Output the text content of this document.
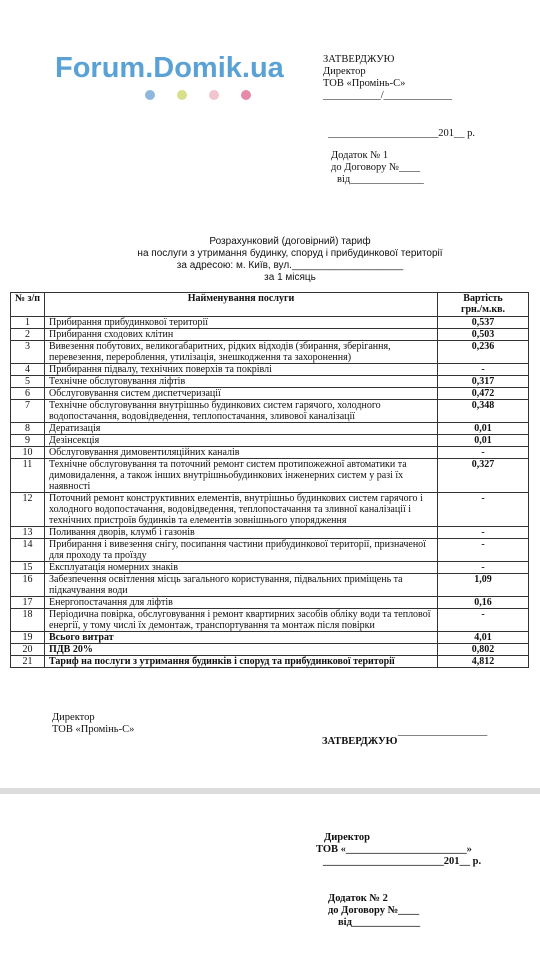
Forum.Domik.ua	ЗАТВЕРДЖУЮ
Директор
ТОВ «Промінь-С»
___________/_____________
_____________________201__ р.
Додаток № 1
до Договору №____
від______________
Розрахунковий (договірний) тариф
на послуги з утримання будинку, споруд і прибудинкової території
за адресою: м. Київ, вул.____________________
за 1 місяць
№ з/п	Найменування послуги	Вартість
грн./м.кв.

1	Прибирання прибудинкової території	0,537
2	Прибирання сходових клітин	0,503
3	Вивезення побутових, великогабаритних, рідких відходів (збирання, зберігання, перевезення, перероблення, утилізація, знешкодження та захоронення)	0,236
4	Прибирання підвалу, технічних поверхів та покрівлі	-
5	Технічне обслуговування ліфтів	0,317
6	Обслуговування систем диспетчеризації	0,472
7	Технічне обслуговування внутрішньо будинкових систем гарячого, холодного водопостачання, водовідведення, теплопостачання, зливової каналізації	0,348
8	Дератизація	0,01
9	Дезінсекція	0,01
10	Обслуговування димовентиляційних каналів	-
11	Технічне обслуговування та поточний ремонт систем протипожежної автоматики та димовидалення, а також інших внутрішньобудинкових інженерних систем у разі їх наявності	0,327
12	Поточний ремонт конструктивних елементів, внутрішньо будинкових систем гарячого і холодного водопостачання, водовідведення, теплопостачання та зливної каналізації і технічних пристроїв будинків та елементів зовнішнього упорядження	-
13	Поливання дворів, клумб і газонів	-
14	Прибирання і вивезення снігу, посипання частини прибудинкової території, призначеної для проходу та проїзду	-
15	Експлуатація номерних знаків	-
16	Забезпечення освітлення місць загального користування, підвальних приміщень та підкачування води	1,09
17	Енергопостачання для ліфтів	0,16
18	Періодична повірка, обслуговування і ремонт квартирних засобів обліку води та теплової енергії, у тому числі їх демонтаж, транспортування та монтаж після повірки	-
19	Всього витрат	4,01
20	ПДВ 20%	0,802
21	Тариф на послуги з утримання будинків і споруд та прибудинкової території	4,812
Директор
ТОВ «Промінь-С»	_________________
ЗАТВЕРДЖУЮ
Директор
ТОВ «_______________________»
_______________________201__ р.
Додаток № 2
до Договору №____
від_____________
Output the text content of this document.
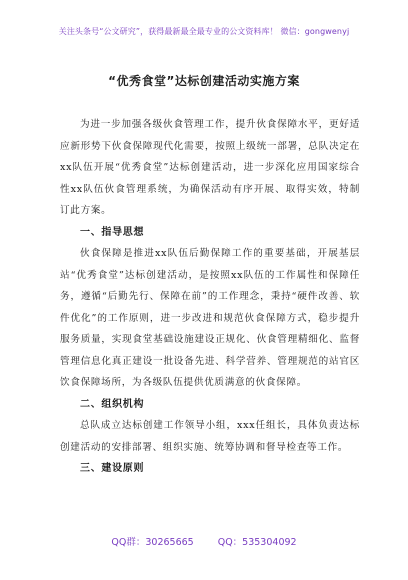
关注头条号“公文研究”，获得最新最全最专业的公文资料库！ 微信：gongwenyj
“优秀食堂”达标创建活动实施方案

为进一步加强各级伙食管理工作，提升伙食保障水平，更好适应新形势下伙食保障现代化需要，按照上级统一部署，总队决定在xx队伍开展“优秀食堂”达标创建活动，进一步深化应用国家综合性xx队伍伙食管理系统，为确保活动有序开展、取得实效，特制订此方案。

一、指导思想

伙食保障是推进xx队伍后勤保障工作的重要基础，开展基层站“优秀食堂”达标创建活动，是按照xx队伍的工作属性和保障任务，遵循“后勤先行、保障在前”的工作理念，秉持“硬件改善、软件优化”的工作原则，进一步改进和规范伙食保障方式，稳步提升服务质量，实现食堂基础设施建设正规化、伙食管理精细化、监督管理信息化真正建设一批设备先进、科学营养、管理规范的站官区饮食保障场所，为各级队伍提供优质满意的伙食保障。

二、组织机构

总队成立达标创建工作领导小组，xxx任组长，具体负责达标创建活动的安排部署、组织实施、统筹协调和督导检查等工作。

三、建设原则

QQ群：30265665	QQ：535304092
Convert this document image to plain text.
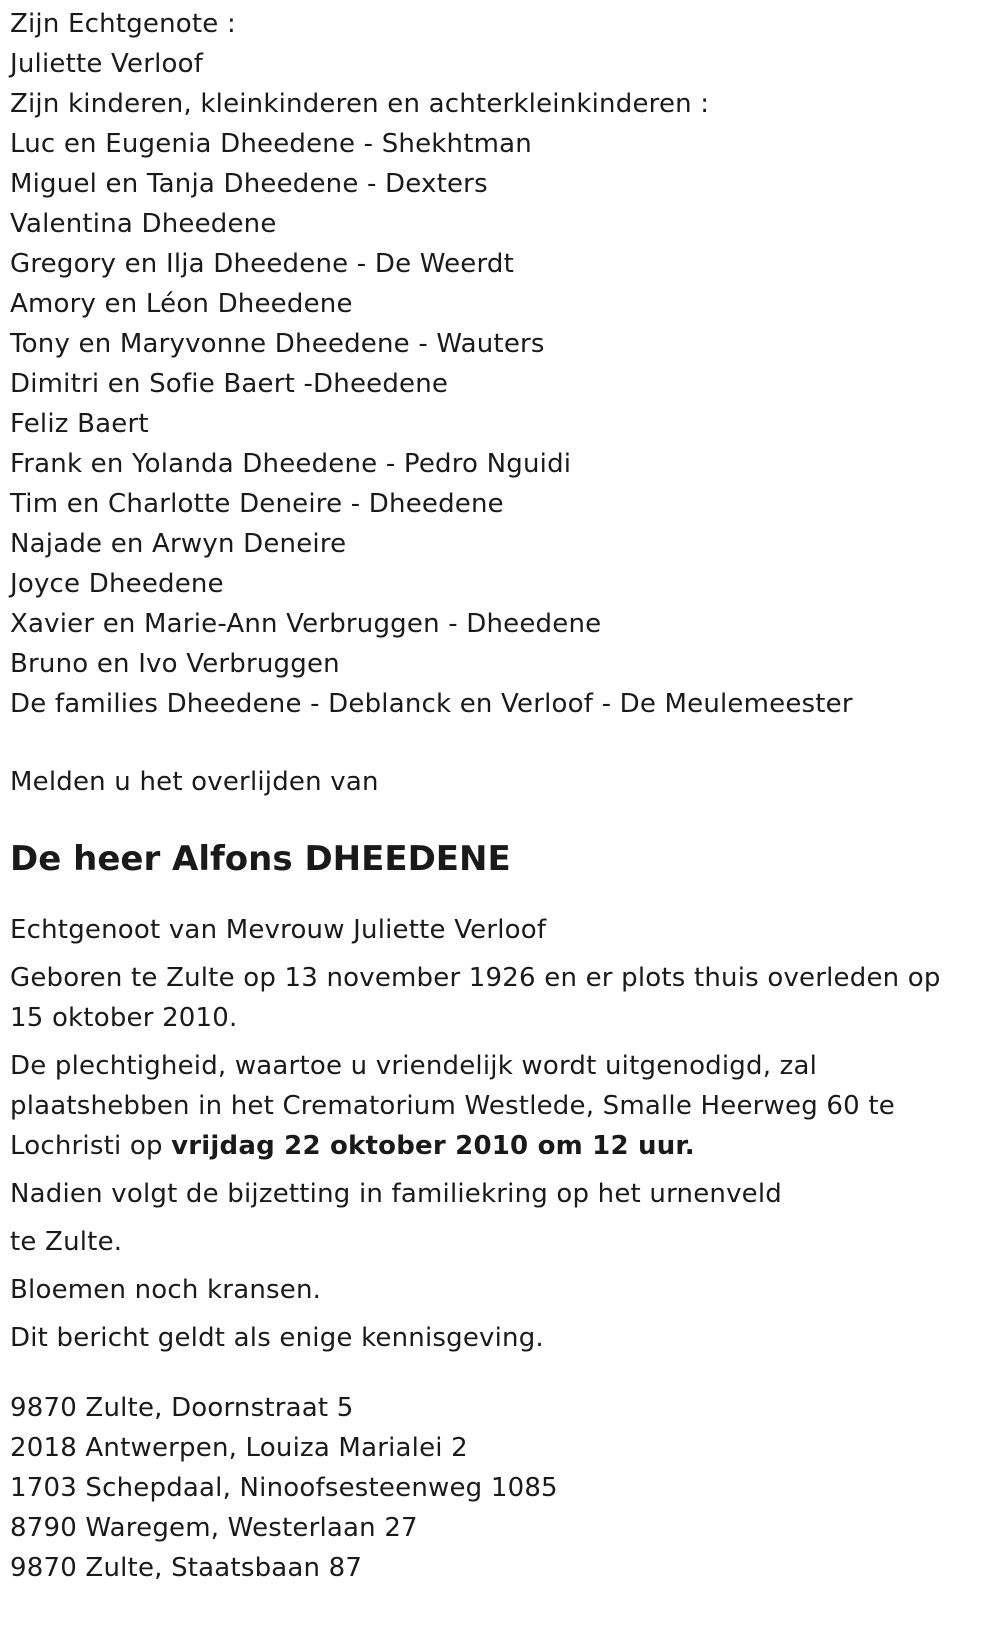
Zijn Echtgenote :
Juliette Verloof
Zijn kinderen, kleinkinderen en achterkleinkinderen :
Luc en Eugenia Dheedene - Shekhtman
Miguel en Tanja Dheedene - Dexters
Valentina Dheedene
Gregory en Ilja Dheedene - De Weerdt
Amory en Léon Dheedene
Tony en Maryvonne Dheedene - Wauters
Dimitri en Sofie Baert -Dheedene
Feliz Baert
Frank en Yolanda Dheedene - Pedro Nguidi
Tim en Charlotte Deneire - Dheedene
Najade en Arwyn Deneire
Joyce Dheedene
Xavier en Marie-Ann Verbruggen - Dheedene
Bruno en Ivo Verbruggen
De families Dheedene - Deblanck en Verloof - De Meulemeester
Melden u het overlijden van
De heer Alfons DHEEDENE

Echtgenoot van Mevrouw Juliette Verloof

Geboren te Zulte op 13 november 1926 en er plots thuis overleden op 15 oktober 2010.

De plechtigheid, waartoe u vriendelijk wordt uitgenodigd, zal plaatshebben in het Crematorium Westlede, Smalle Heerweg 60 te Lochristi op vrijdag 22 oktober 2010 om 12 uur.

Nadien volgt de bijzetting in familiekring op het urnenveld

te Zulte.

Bloemen noch kransen.

Dit bericht geldt als enige kennisgeving.

9870 Zulte, Doornstraat 5
2018 Antwerpen, Louiza Marialei 2
1703 Schepdaal, Ninoofsesteenweg 1085
8790 Waregem, Westerlaan 27
9870 Zulte, Staatsbaan 87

_ _ _ _ _

*Aim*:
Copy the material shown above in full and exactly. Skip the pictures.

*Completed task*:
Output the text content of this document.
Forum.Domik.ua	ЗАТВЕРДЖУЮ
Директор
ТОВ «Промінь-С»
___________/_____________
_____________________201__ р.
Додаток № 1
до Договору №____
від______________
Розрахунковий (договірний) тариф
на послуги з утримання будинку, споруд і прибудинкової території
за адресою: м. Київ, вул.____________________
за 1 місяць
№ з/п	Найменування послуги	Вартість
грн./м.кв.

1	Прибирання прибудинкової території	0,537
2	Прибирання сходових клітин	0,503
3	Вивезення побутових, великогабаритних, рідких відходів (збирання, зберігання, перевезення, перероблення, утилізація, знешкодження та захоронення)	0,236
4	Прибирання підвалу, технічних поверхів та покрівлі	-
5	Технічне обслуговування ліфтів	0,317
6	Обслуговування систем диспетчеризації	0,472
7	Технічне обслуговування внутрішньо будинкових систем гарячого, холодного водопостачання, водовідведення, теплопостачання, зливової каналізації	0,348
8	Дератизація	0,01
9	Дезінсекція	0,01
10	Обслуговування димовентиляційних каналів	-
11	Технічне обслуговування та поточний ремонт систем протипожежної автоматики та димовидалення, а також інших внутрішньобудинкових інженерних систем у разі їх наявності	0,327
12	Поточний ремонт конструктивних елементів, внутрішньо будинкових систем гарячого і холодного водопостачання, водовідведення, теплопостачання та зливної каналізації і технічних пристроїв будинків та елементів зовнішнього упорядження	-
13	Поливання дворів, клумб і газонів	-
14	Прибирання і вивезення снігу, посипання частини прибудинкової території, призначеної для проходу та проїзду	-
15	Експлуатація номерних знаків	-
16	Забезпечення освітлення місць загального користування, підвальних приміщень та підкачування води	1,09
17	Енергопостачання для ліфтів	0,16
18	Періодична повірка, обслуговування і ремонт квартирних засобів обліку води та теплової енергії, у тому числі їх демонтаж, транспортування та монтаж після повірки	-
19	Всього витрат	4,01
20	ПДВ 20%	0,802
21	Тариф на послуги з утримання будинків і споруд та прибудинкової території	4,812
Директор
ТОВ «Промінь-С»	_________________
ЗАТВЕРДЖУЮ
Директор
ТОВ «_______________________»
_______________________201__ р.
Додаток № 2
до Договору №____
від_____________
Output the text content of this document.
关注头条号“公文研究”，获得最新最全最专业的公文资料库！ 微信：gongwenyj
“优秀食堂”达标创建活动实施方案

为进一步加强各级伙食管理工作，提升伙食保障水平，更好适应新形势下伙食保障现代化需要，按照上级统一部署，总队决定在xx队伍开展“优秀食堂”达标创建活动，进一步深化应用国家综合性xx队伍伙食管理系统，为确保活动有序开展、取得实效，特制订此方案。

一、指导思想

伙食保障是推进xx队伍后勤保障工作的重要基础，开展基层站“优秀食堂”达标创建活动，是按照xx队伍的工作属性和保障任务，遵循“后勤先行、保障在前”的工作理念，秉持“硬件改善、软件优化”的工作原则，进一步改进和规范伙食保障方式，稳步提升服务质量，实现食堂基础设施建设正规化、伙食管理精细化、监督管理信息化真正建设一批设备先进、科学营养、管理规范的站官区饮食保障场所，为各级队伍提供优质满意的伙食保障。

二、组织机构

总队成立达标创建工作领导小组，xxx任组长，具体负责达标创建活动的安排部署、组织实施、统筹协调和督导检查等工作。

三、建设原则

QQ群：30265665	QQ：535304092
Convert this document image to plain text.
Zijn Echtgenote :
Juliette Verloof
Zijn kinderen, kleinkinderen en achterkleinkinderen :
Luc en Eugenia Dheedene - Shekhtman
Miguel en Tanja Dheedene - Dexters
Valentina Dheedene
Gregory en Ilja Dheedene - De Weerdt
Amory en Léon Dheedene
Tony en Maryvonne Dheedene - Wauters
Dimitri en Sofie Baert -Dheedene
Feliz Baert
Frank en Yolanda Dheedene - Pedro Nguidi
Tim en Charlotte Deneire - Dheedene
Najade en Arwyn Deneire
Joyce Dheedene
Xavier en Marie-Ann Verbruggen - Dheedene
Bruno en Ivo Verbruggen
De families Dheedene - Deblanck en Verloof - De Meulemeester
Melden u het overlijden van
De heer Alfons DHEEDENE

Echtgenoot van Mevrouw Juliette Verloof

Geboren te Zulte op 13 november 1926 en er plots thuis overleden op 15 oktober 2010.

De plechtigheid, waartoe u vriendelijk wordt uitgenodigd, zal plaatshebben in het Crematorium Westlede, Smalle Heerweg 60 te Lochristi op vrijdag 22 oktober 2010 om 12 uur.

Nadien volgt de bijzetting in familiekring op het urnenveld

te Zulte.

Bloemen noch kransen.

Dit bericht geldt als enige kennisgeving.

9870 Zulte, Doornstraat 5
2018 Antwerpen, Louiza Marialei 2
1703 Schepdaal, Ninoofsesteenweg 1085
8790 Waregem, Westerlaan 27
9870 Zulte, Staatsbaan 87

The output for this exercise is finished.